§ **WHAT YOU SHOULD DO**
Type out the data exactly as given. Skip any image.

§ **EXERCISE MATERIAL**
============

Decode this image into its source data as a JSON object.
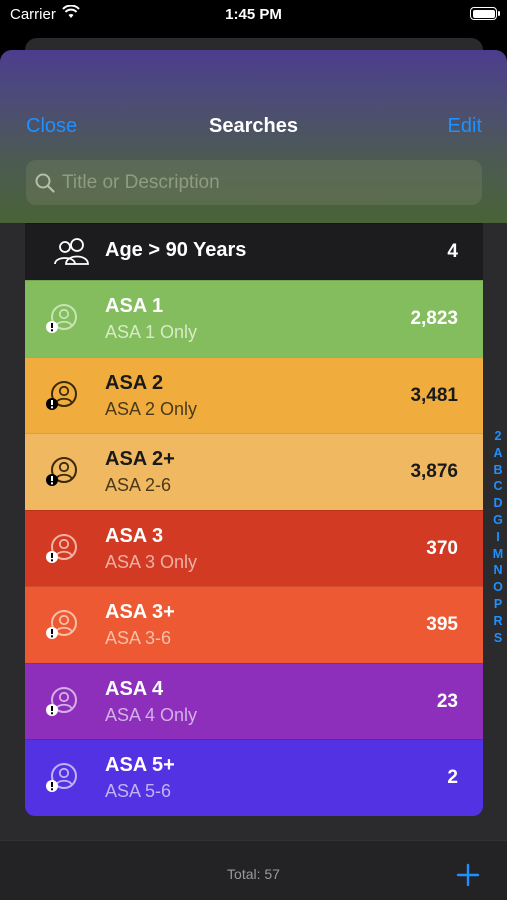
{
  "status_bar": {
    "carrier": "Carrier",
    "time": "1:45 PM"
  },
  "header": {
    "close_label": "Close",
    "title": "Searches",
    "edit_label": "Edit",
    "search_placeholder": "Title or Description",
    "search_value": ""
  },
  "searches": [
    {
      "title": "Age > 90 Years",
      "subtitle": "",
      "count": "4",
      "icon": "people-icon",
      "bg": "#1c1c1e",
      "text": "#ffffff",
      "sub": "#ffffff",
      "iconcolor": "#ffffff",
      "badge": "#ffffff"
    },
    {
      "title": "ASA 1",
      "subtitle": "ASA 1 Only",
      "count": "2,823",
      "icon": "person-alert-icon",
      "bg": "#84bd5e",
      "text": "#ffffff",
      "sub": "#d6ebc6",
      "iconcolor": "#c8e3b5",
      "badge": "#ffffff"
    },
    {
      "title": "ASA 2",
      "subtitle": "ASA 2 Only",
      "count": "3,481",
      "icon": "person-alert-icon",
      "bg": "#f0ad3e",
      "text": "#1a1a1a",
      "sub": "#4a3a1a",
      "iconcolor": "#3a2a0a",
      "badge": "#000000"
    },
    {
      "title": "ASA 2+",
      "subtitle": "ASA 2-6",
      "count": "3,876",
      "icon": "person-alert-icon",
      "bg": "#f0b860",
      "text": "#1a1a1a",
      "sub": "#4a3a1a",
      "iconcolor": "#3a2a0a",
      "badge": "#000000"
    },
    {
      "title": "ASA 3",
      "subtitle": "ASA 3 Only",
      "count": "370",
      "icon": "person-alert-icon",
      "bg": "#d23a23",
      "text": "#ffffff",
      "sub": "#efb0a5",
      "iconcolor": "#f3b3a6",
      "badge": "#ffffff"
    },
    {
      "title": "ASA 3+",
      "subtitle": "ASA 3-6",
      "count": "395",
      "icon": "person-alert-icon",
      "bg": "#ec5933",
      "text": "#ffffff",
      "sub": "#f7bfa9",
      "iconcolor": "#f7bfa9",
      "badge": "#ffffff"
    },
    {
      "title": "ASA 4",
      "subtitle": "ASA 4 Only",
      "count": "23",
      "icon": "person-alert-icon",
      "bg": "#8d2fbb",
      "text": "#ffffff",
      "sub": "#d3b0e6",
      "iconcolor": "#d3b0e6",
      "badge": "#ffffff"
    },
    {
      "title": "ASA 5+",
      "subtitle": "ASA 5-6",
      "count": "2",
      "icon": "person-alert-icon",
      "bg": "#5332e4",
      "text": "#ffffff",
      "sub": "#c0b3f3",
      "iconcolor": "#c0b3f3",
      "badge": "#ffffff"
    }
  ],
  "index_letters": [
    "2",
    "A",
    "B",
    "C",
    "D",
    "G",
    "I",
    "M",
    "N",
    "O",
    "P",
    "R",
    "S"
  ],
  "toolbar": {
    "total_label": "Total: 57"
  },
  "colors": {
    "accent": "#1e90ff",
    "sheet": "#2b2b2d"
  }
}
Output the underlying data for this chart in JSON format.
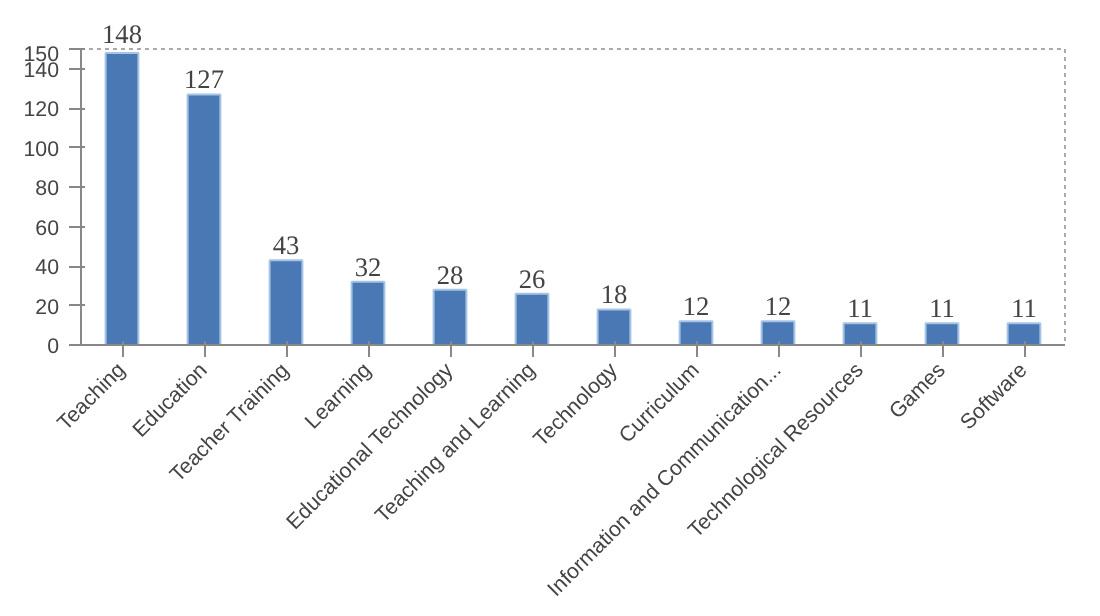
{
  "chart_data": {
    "type": "bar",
    "categories": [
      "Teaching",
      "Education",
      "Teacher Training",
      "Learning",
      "Educational Technology",
      "Teaching and Learning",
      "Technology",
      "Curriculum",
      "Information and Communication...",
      "Technological Resources",
      "Games",
      "Software"
    ],
    "values": [
      148,
      127,
      43,
      32,
      28,
      26,
      18,
      12,
      12,
      11,
      11,
      11
    ],
    "color": "#4a78b4",
    "ylim": [
      0,
      150
    ],
    "yticks": [
      0,
      20,
      40,
      60,
      80,
      100,
      120,
      140,
      150
    ],
    "grid": false,
    "data_labels": true
  }
}
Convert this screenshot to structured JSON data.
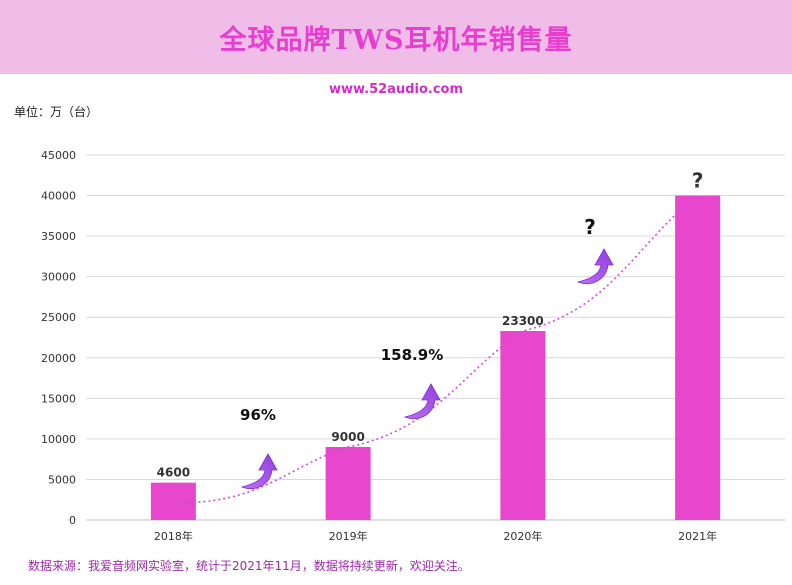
{
  "header": {
    "title": "全球品牌TWS耳机年销售量"
  },
  "website": "www.52audio.com",
  "unit": "单位：万（台）",
  "footer": "数据来源：我爱音频网实验室，统计于2021年11月，数据将持续更新，欢迎关注。",
  "chart_data": {
    "type": "bar",
    "title": "全球品牌TWS耳机年销售量",
    "ylabel": "单位：万（台）",
    "xlabel": "",
    "categories": [
      "2018年",
      "2019年",
      "2020年",
      "2021年"
    ],
    "values": [
      4600,
      9000,
      23300,
      40000
    ],
    "data_labels": [
      "4600",
      "9000",
      "23300",
      "?"
    ],
    "growth_labels": [
      "96%",
      "158.9%",
      "?"
    ],
    "ylim": [
      0,
      45000
    ],
    "yticks": [
      0,
      5000,
      10000,
      15000,
      20000,
      25000,
      30000,
      35000,
      40000,
      45000
    ],
    "grid": true,
    "trendline": "dotted",
    "colors": {
      "bar": "#e846cc",
      "trend": "#d24ad6",
      "arrow": "#a152e6"
    }
  }
}
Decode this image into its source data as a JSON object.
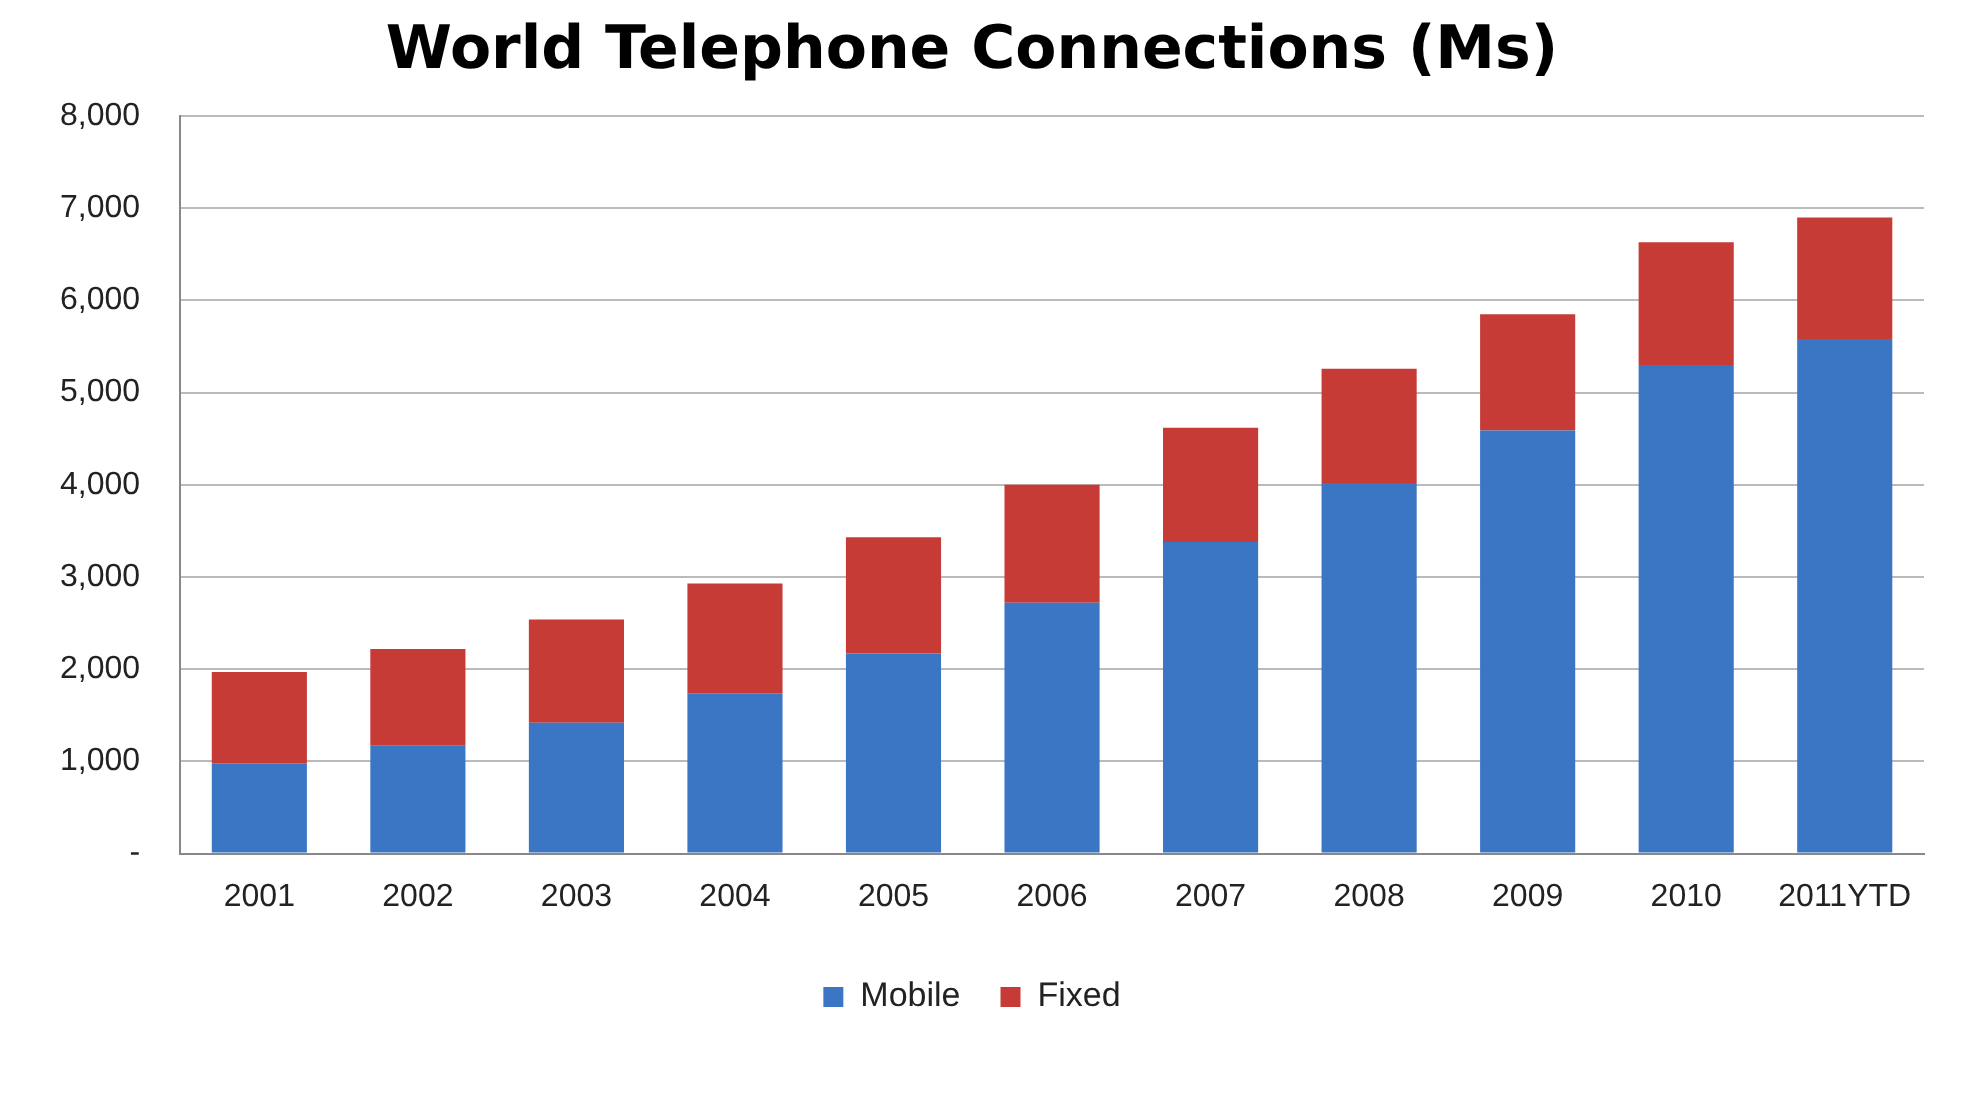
{
  "chart_data": {
    "type": "bar",
    "title": "World Telephone Connections (Ms)",
    "stacked": true,
    "categories": [
      "2001",
      "2002",
      "2003",
      "2004",
      "2005",
      "2006",
      "2007",
      "2008",
      "2009",
      "2010",
      "2011YTD"
    ],
    "series": [
      {
        "name": "Mobile",
        "color": "#3b76c4",
        "values": [
          980,
          1170,
          1420,
          1740,
          2170,
          2720,
          3380,
          4020,
          4590,
          5300,
          5580
        ]
      },
      {
        "name": "Fixed",
        "color": "#c63b36",
        "values": [
          990,
          1050,
          1120,
          1190,
          1260,
          1280,
          1240,
          1240,
          1260,
          1330,
          1320
        ]
      }
    ],
    "ylim": [
      0,
      8000
    ],
    "yticks": [
      {
        "value": 0,
        "label": "-"
      },
      {
        "value": 1000,
        "label": "1,000"
      },
      {
        "value": 2000,
        "label": "2,000"
      },
      {
        "value": 3000,
        "label": "3,000"
      },
      {
        "value": 4000,
        "label": "4,000"
      },
      {
        "value": 5000,
        "label": "5,000"
      },
      {
        "value": 6000,
        "label": "6,000"
      },
      {
        "value": 7000,
        "label": "7,000"
      },
      {
        "value": 8000,
        "label": "8,000"
      }
    ],
    "grid": "y",
    "legend": "bottom"
  }
}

============

§ **OUTPUT**
Decode this image into its source data as a JSON object.
{
  "status_bar": {
    "carrier": "Carrier",
    "time": "1:45 PM"
  },
  "header": {
    "close_label": "Close",
    "title": "Searches",
    "edit_label": "Edit",
    "search_placeholder": "Title or Description",
    "search_value": ""
  },
  "searches": [
    {
      "title": "Age > 90 Years",
      "subtitle": "",
      "count": "4",
      "icon": "people-icon",
      "bg": "#1c1c1e",
      "text": "#ffffff",
      "sub": "#ffffff",
      "iconcolor": "#ffffff",
      "badge": "#ffffff"
    },
    {
      "title": "ASA 1",
      "subtitle": "ASA 1 Only",
      "count": "2,823",
      "icon": "person-alert-icon",
      "bg": "#84bd5e",
      "text": "#ffffff",
      "sub": "#d6ebc6",
      "iconcolor": "#c8e3b5",
      "badge": "#ffffff"
    },
    {
      "title": "ASA 2",
      "subtitle": "ASA 2 Only",
      "count": "3,481",
      "icon": "person-alert-icon",
      "bg": "#f0ad3e",
      "text": "#1a1a1a",
      "sub": "#4a3a1a",
      "iconcolor": "#3a2a0a",
      "badge": "#000000"
    },
    {
      "title": "ASA 2+",
      "subtitle": "ASA 2-6",
      "count": "3,876",
      "icon": "person-alert-icon",
      "bg": "#f0b860",
      "text": "#1a1a1a",
      "sub": "#4a3a1a",
      "iconcolor": "#3a2a0a",
      "badge": "#000000"
    },
    {
      "title": "ASA 3",
      "subtitle": "ASA 3 Only",
      "count": "370",
      "icon": "person-alert-icon",
      "bg": "#d23a23",
      "text": "#ffffff",
      "sub": "#efb0a5",
      "iconcolor": "#f3b3a6",
      "badge": "#ffffff"
    },
    {
      "title": "ASA 3+",
      "subtitle": "ASA 3-6",
      "count": "395",
      "icon": "person-alert-icon",
      "bg": "#ec5933",
      "text": "#ffffff",
      "sub": "#f7bfa9",
      "iconcolor": "#f7bfa9",
      "badge": "#ffffff"
    },
    {
      "title": "ASA 4",
      "subtitle": "ASA 4 Only",
      "count": "23",
      "icon": "person-alert-icon",
      "bg": "#8d2fbb",
      "text": "#ffffff",
      "sub": "#d3b0e6",
      "iconcolor": "#d3b0e6",
      "badge": "#ffffff"
    },
    {
      "title": "ASA 5+",
      "subtitle": "ASA 5-6",
      "count": "2",
      "icon": "person-alert-icon",
      "bg": "#5332e4",
      "text": "#ffffff",
      "sub": "#c0b3f3",
      "iconcolor": "#c0b3f3",
      "badge": "#ffffff"
    }
  ],
  "index_letters": [
    "2",
    "A",
    "B",
    "C",
    "D",
    "G",
    "I",
    "M",
    "N",
    "O",
    "P",
    "R",
    "S"
  ],
  "toolbar": {
    "total_label": "Total: 57"
  },
  "colors": {
    "accent": "#1e90ff",
    "sheet": "#2b2b2d"
  }
}
Output the underlying data for this chart in JSON format.
{
  "chart_data": {
    "type": "bar",
    "categories": [
      "Teaching",
      "Education",
      "Teacher Training",
      "Learning",
      "Educational Technology",
      "Teaching and Learning",
      "Technology",
      "Curriculum",
      "Information and Communication...",
      "Technological Resources",
      "Games",
      "Software"
    ],
    "values": [
      148,
      127,
      43,
      32,
      28,
      26,
      18,
      12,
      12,
      11,
      11,
      11
    ],
    "color": "#4a78b4",
    "ylim": [
      0,
      150
    ],
    "yticks": [
      0,
      20,
      40,
      60,
      80,
      100,
      120,
      140,
      150
    ],
    "grid": false,
    "data_labels": true
  }
}
Convert this screenshot to structured JSON data.
{
  "header": {
    "title": "全球品牌TWS耳机年销售量"
  },
  "website": "www.52audio.com",
  "unit": "单位：万（台）",
  "footer": "数据来源：我爱音频网实验室，统计于2021年11月，数据将持续更新，欢迎关注。",
  "chart_data": {
    "type": "bar",
    "title": "全球品牌TWS耳机年销售量",
    "ylabel": "单位：万（台）",
    "xlabel": "",
    "categories": [
      "2018年",
      "2019年",
      "2020年",
      "2021年"
    ],
    "values": [
      4600,
      9000,
      23300,
      40000
    ],
    "data_labels": [
      "4600",
      "9000",
      "23300",
      "?"
    ],
    "growth_labels": [
      "96%",
      "158.9%",
      "?"
    ],
    "ylim": [
      0,
      45000
    ],
    "yticks": [
      0,
      5000,
      10000,
      15000,
      20000,
      25000,
      30000,
      35000,
      40000,
      45000
    ],
    "grid": true,
    "trendline": "dotted",
    "colors": {
      "bar": "#e846cc",
      "trend": "#d24ad6",
      "arrow": "#a152e6"
    }
  }
}
Decode this image into its source data as a JSON object.
{
  "chart_data": {
    "type": "bar",
    "title": "World Telephone Connections (Ms)",
    "stacked": true,
    "categories": [
      "2001",
      "2002",
      "2003",
      "2004",
      "2005",
      "2006",
      "2007",
      "2008",
      "2009",
      "2010",
      "2011YTD"
    ],
    "series": [
      {
        "name": "Mobile",
        "color": "#3b76c4",
        "values": [
          980,
          1170,
          1420,
          1740,
          2170,
          2720,
          3380,
          4020,
          4590,
          5300,
          5580
        ]
      },
      {
        "name": "Fixed",
        "color": "#c63b36",
        "values": [
          990,
          1050,
          1120,
          1190,
          1260,
          1280,
          1240,
          1240,
          1260,
          1330,
          1320
        ]
      }
    ],
    "ylim": [
      0,
      8000
    ],
    "yticks": [
      {
        "value": 0,
        "label": "-"
      },
      {
        "value": 1000,
        "label": "1,000"
      },
      {
        "value": 2000,
        "label": "2,000"
      },
      {
        "value": 3000,
        "label": "3,000"
      },
      {
        "value": 4000,
        "label": "4,000"
      },
      {
        "value": 5000,
        "label": "5,000"
      },
      {
        "value": 6000,
        "label": "6,000"
      },
      {
        "value": 7000,
        "label": "7,000"
      },
      {
        "value": 8000,
        "label": "8,000"
      }
    ],
    "grid": "y",
    "legend": "bottom"
  }
}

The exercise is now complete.